#### SHORT TASK:
Would you pull out every line of the material that contains the string "this"?

------

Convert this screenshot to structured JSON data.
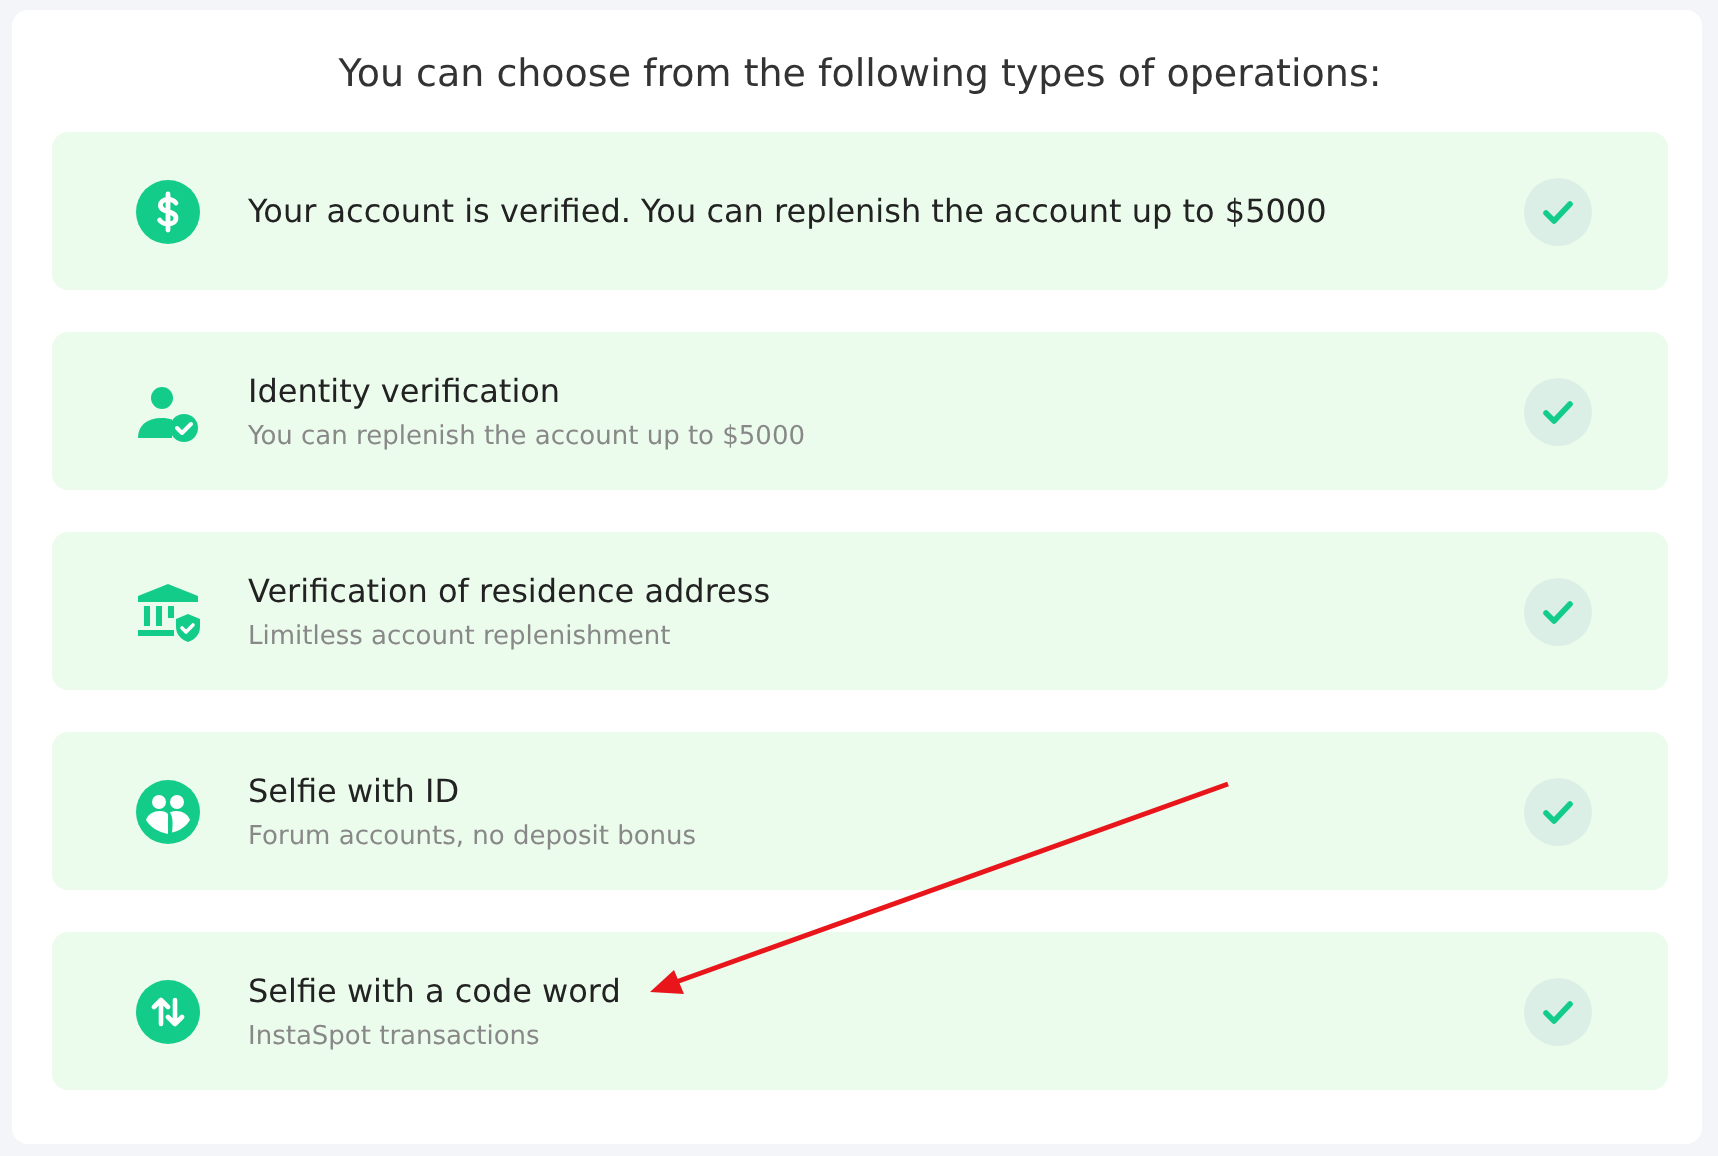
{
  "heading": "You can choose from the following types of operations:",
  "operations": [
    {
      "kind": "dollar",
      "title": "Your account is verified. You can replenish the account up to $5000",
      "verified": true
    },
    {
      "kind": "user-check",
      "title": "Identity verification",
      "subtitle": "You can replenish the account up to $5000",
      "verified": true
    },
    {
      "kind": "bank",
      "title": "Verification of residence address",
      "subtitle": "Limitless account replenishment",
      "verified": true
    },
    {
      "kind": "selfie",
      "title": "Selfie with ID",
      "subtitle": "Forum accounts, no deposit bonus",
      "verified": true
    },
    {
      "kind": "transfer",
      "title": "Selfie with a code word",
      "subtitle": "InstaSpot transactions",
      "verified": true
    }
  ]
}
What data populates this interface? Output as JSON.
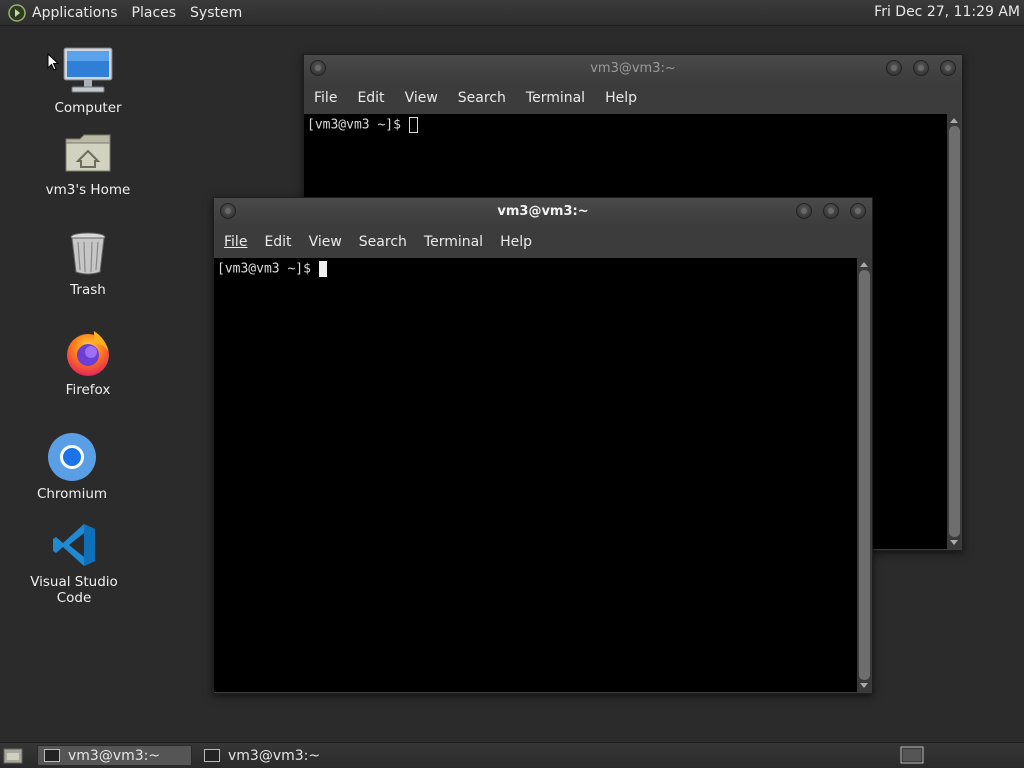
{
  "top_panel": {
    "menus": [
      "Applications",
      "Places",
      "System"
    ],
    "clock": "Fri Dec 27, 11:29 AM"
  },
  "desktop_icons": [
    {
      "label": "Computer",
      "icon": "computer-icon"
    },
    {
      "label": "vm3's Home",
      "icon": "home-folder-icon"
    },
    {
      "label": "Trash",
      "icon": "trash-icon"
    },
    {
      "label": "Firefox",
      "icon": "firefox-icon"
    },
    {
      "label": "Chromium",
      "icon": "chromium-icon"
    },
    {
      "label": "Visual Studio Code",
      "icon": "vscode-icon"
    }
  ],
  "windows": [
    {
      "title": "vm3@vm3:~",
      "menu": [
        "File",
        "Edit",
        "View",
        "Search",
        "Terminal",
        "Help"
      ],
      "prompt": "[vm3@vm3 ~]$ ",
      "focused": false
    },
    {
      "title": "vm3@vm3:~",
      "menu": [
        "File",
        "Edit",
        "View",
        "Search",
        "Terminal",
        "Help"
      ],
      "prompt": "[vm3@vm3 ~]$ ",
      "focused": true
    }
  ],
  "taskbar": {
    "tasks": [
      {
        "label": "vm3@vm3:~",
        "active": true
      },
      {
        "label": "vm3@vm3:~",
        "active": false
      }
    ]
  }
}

------

#### EXPECTED ANSWER:
Convert this screenshot to structured JSON data.
What data populates this interface? Output as JSON.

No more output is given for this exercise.